» Task prompt:
From the entries below, extract every line that includes the word "ffffff".

» Provided records:
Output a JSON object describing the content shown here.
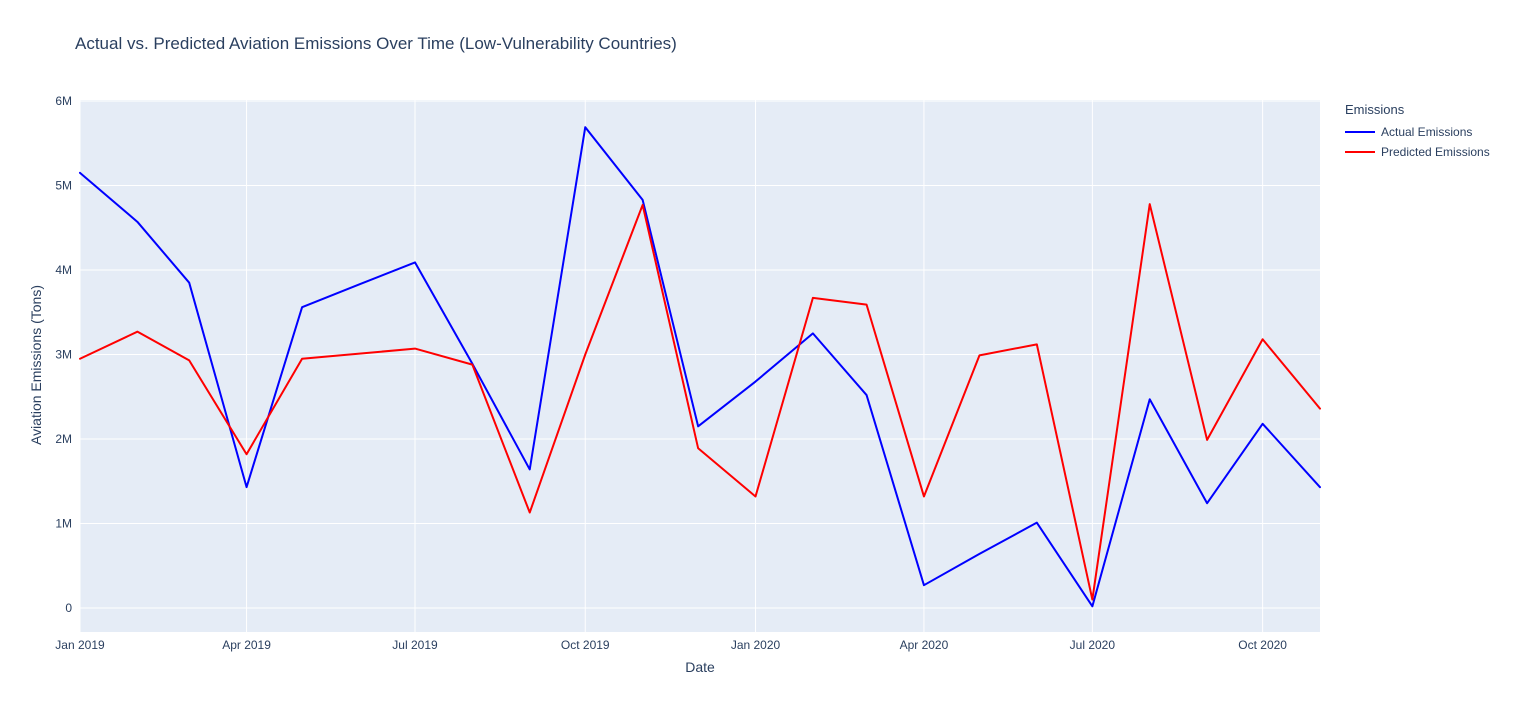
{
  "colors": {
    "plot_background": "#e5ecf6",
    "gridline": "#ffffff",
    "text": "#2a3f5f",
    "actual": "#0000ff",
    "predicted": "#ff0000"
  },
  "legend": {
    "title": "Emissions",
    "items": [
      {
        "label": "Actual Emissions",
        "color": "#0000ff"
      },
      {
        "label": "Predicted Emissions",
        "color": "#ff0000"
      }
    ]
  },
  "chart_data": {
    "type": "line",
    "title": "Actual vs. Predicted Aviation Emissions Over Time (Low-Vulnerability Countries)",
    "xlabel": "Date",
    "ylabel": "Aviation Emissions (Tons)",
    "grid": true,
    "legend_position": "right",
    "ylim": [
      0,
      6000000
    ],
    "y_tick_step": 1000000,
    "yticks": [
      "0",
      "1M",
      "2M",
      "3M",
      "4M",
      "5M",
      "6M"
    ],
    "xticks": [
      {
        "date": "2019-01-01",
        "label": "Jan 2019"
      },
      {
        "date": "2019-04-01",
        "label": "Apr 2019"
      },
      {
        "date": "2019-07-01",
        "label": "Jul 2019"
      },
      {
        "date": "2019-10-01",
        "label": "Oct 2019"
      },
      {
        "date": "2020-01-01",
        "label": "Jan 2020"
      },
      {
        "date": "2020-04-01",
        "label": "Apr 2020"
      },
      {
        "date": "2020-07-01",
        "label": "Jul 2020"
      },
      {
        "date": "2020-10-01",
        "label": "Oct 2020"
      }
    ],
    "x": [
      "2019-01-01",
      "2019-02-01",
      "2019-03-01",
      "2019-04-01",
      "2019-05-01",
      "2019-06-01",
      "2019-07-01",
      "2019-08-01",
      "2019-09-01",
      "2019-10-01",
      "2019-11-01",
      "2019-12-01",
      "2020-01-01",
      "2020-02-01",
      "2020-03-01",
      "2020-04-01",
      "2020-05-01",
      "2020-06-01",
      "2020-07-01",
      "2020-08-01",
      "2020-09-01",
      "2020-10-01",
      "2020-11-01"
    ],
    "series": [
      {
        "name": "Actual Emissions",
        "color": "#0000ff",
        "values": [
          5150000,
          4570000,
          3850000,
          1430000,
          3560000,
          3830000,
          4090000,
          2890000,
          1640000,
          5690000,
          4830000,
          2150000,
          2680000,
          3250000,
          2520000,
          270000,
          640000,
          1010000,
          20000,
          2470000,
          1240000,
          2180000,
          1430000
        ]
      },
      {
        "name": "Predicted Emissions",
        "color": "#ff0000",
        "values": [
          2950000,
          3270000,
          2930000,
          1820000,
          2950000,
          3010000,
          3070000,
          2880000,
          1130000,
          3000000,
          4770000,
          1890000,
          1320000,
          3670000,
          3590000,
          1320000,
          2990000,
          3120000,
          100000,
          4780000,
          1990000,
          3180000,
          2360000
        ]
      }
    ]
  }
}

==

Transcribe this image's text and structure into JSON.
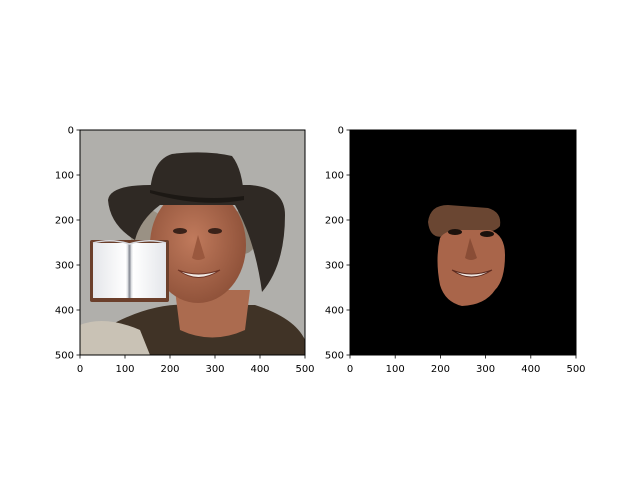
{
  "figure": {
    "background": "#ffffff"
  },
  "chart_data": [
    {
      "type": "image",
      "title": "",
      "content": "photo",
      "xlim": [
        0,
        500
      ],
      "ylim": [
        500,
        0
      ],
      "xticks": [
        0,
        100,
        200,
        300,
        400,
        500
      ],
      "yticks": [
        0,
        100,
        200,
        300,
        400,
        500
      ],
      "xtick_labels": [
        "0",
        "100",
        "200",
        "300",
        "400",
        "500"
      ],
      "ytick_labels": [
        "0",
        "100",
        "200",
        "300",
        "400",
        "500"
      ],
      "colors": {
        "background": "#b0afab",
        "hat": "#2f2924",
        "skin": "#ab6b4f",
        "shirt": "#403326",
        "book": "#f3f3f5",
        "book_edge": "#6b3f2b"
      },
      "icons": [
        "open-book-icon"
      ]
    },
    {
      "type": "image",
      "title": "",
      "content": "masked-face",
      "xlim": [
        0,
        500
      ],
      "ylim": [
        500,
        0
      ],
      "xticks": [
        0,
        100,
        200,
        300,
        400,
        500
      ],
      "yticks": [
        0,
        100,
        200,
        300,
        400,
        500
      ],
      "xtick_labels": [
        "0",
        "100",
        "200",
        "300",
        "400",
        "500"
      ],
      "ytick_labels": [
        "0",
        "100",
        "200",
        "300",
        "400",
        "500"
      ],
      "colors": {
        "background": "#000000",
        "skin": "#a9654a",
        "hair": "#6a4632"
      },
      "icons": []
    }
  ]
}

==

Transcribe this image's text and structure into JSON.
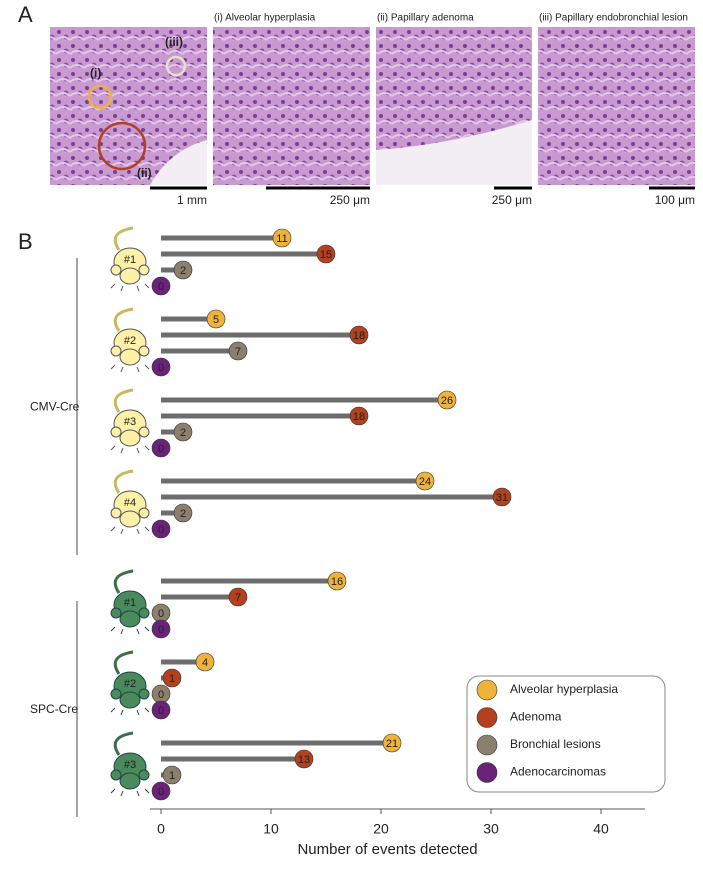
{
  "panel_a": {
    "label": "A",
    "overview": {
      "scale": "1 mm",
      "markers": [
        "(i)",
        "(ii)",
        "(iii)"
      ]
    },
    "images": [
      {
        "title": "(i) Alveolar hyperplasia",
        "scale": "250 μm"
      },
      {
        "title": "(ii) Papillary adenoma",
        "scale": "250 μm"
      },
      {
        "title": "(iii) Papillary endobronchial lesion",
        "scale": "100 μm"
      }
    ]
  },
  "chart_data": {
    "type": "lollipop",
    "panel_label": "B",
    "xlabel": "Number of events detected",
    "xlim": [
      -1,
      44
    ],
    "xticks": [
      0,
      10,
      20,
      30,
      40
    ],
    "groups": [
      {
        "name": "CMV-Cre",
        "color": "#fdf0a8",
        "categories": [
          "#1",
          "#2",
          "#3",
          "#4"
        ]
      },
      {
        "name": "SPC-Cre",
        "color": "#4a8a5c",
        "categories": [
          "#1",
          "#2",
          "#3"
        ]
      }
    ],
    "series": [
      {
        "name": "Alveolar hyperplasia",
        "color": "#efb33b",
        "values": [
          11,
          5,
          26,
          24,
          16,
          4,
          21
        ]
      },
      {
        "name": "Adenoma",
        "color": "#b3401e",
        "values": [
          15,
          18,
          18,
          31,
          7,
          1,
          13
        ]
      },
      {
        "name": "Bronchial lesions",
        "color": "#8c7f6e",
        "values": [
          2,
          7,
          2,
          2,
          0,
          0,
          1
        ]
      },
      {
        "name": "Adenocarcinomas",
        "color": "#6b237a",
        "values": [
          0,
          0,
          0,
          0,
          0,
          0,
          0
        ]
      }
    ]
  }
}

» Solution to the exercise:
    "gridline": "#ffffff",
    "background": "#ffffff"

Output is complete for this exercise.